**The problem:** Please copy out all lines of the entries that contain the word "ministerie".

**Data excerpts:**
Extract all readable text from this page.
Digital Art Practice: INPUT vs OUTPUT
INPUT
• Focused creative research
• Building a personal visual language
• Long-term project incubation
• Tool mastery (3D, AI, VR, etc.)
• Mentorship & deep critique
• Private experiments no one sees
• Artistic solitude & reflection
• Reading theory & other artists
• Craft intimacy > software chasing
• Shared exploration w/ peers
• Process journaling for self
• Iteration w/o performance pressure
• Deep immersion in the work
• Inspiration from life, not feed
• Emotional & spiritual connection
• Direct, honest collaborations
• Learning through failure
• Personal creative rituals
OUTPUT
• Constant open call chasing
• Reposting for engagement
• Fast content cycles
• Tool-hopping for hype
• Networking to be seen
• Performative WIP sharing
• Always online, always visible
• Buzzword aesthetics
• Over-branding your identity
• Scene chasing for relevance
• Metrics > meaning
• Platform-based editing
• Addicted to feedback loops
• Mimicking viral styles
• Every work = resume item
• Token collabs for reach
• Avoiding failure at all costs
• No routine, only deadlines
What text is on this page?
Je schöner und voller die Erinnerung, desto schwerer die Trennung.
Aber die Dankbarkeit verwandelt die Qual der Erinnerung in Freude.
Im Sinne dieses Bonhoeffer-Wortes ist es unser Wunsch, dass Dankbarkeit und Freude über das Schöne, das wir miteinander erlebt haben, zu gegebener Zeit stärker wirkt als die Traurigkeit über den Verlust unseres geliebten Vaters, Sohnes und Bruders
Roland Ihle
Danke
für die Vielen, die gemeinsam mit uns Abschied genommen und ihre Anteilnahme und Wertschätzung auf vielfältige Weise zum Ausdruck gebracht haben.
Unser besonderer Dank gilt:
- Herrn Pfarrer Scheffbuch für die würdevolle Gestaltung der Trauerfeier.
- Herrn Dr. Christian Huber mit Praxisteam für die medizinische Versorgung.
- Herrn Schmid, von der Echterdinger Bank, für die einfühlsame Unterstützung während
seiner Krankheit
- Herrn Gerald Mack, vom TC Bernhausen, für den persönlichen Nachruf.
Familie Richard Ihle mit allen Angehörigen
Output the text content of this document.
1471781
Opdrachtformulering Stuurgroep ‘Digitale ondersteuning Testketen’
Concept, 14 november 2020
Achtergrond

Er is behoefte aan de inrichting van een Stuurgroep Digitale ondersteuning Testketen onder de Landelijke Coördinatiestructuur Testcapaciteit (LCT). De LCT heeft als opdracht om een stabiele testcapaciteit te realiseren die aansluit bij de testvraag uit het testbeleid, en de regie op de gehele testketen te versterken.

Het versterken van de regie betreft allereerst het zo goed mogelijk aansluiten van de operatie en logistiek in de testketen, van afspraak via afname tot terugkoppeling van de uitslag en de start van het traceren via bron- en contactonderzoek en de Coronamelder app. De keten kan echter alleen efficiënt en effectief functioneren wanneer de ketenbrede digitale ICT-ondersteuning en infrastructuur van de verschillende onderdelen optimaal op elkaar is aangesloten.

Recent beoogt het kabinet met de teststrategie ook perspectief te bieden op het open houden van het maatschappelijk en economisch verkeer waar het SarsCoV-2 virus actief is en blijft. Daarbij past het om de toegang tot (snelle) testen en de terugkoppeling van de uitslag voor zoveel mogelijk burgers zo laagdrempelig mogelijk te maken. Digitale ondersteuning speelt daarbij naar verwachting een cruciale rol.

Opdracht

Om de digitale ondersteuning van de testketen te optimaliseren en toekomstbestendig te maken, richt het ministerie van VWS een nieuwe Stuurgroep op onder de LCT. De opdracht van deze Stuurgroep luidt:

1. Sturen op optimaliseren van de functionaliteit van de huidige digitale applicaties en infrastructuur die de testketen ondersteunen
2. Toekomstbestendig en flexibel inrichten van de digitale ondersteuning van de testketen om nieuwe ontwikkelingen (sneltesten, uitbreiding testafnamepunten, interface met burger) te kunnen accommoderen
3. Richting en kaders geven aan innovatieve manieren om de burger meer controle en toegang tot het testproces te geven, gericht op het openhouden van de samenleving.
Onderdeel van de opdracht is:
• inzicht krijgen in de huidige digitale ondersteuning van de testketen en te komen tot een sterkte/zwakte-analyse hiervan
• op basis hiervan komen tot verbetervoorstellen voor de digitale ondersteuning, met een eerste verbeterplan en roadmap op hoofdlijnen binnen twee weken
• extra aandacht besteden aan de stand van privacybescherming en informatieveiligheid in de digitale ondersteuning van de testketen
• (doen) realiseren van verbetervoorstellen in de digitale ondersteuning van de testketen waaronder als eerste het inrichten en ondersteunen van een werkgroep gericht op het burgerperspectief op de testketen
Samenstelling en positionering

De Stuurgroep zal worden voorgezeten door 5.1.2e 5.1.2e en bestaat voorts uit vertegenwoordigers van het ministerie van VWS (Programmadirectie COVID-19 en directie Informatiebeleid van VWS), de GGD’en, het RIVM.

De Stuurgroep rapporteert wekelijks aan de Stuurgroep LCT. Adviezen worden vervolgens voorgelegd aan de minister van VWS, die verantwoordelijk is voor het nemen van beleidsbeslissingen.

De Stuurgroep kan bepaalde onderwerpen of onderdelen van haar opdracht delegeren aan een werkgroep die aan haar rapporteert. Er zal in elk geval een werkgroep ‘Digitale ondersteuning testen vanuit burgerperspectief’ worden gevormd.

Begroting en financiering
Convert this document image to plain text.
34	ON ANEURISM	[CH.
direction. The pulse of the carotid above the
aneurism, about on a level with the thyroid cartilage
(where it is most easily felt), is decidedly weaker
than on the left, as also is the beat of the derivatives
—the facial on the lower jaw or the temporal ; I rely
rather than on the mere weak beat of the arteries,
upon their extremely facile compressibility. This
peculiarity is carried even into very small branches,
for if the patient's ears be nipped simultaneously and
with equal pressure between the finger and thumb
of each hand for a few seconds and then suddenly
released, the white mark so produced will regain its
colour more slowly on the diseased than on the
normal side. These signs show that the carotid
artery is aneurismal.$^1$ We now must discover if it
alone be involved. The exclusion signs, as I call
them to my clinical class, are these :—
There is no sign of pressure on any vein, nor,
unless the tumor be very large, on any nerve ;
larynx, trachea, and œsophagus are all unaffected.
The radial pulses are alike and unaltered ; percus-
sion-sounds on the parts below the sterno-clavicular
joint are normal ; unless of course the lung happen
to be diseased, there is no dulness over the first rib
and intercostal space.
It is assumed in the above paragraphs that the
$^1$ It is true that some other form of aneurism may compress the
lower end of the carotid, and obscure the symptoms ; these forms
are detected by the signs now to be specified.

**Written answer:**
Om de digitale ondersteuning van de testketen te optimaliseren en toekomstbestendig te maken, richt het ministerie van VWS een nieuwe Stuurgroep op onder de LCT. De opdracht van deze Stuurgroep luidt:
De Stuurgroep zal worden voorgezeten door 5.1.2e 5.1.2e en bestaat voorts uit vertegenwoordigers van het ministerie van VWS (Programmadirectie COVID-19 en directie Informatiebeleid van VWS), de GGD’en, het RIVM.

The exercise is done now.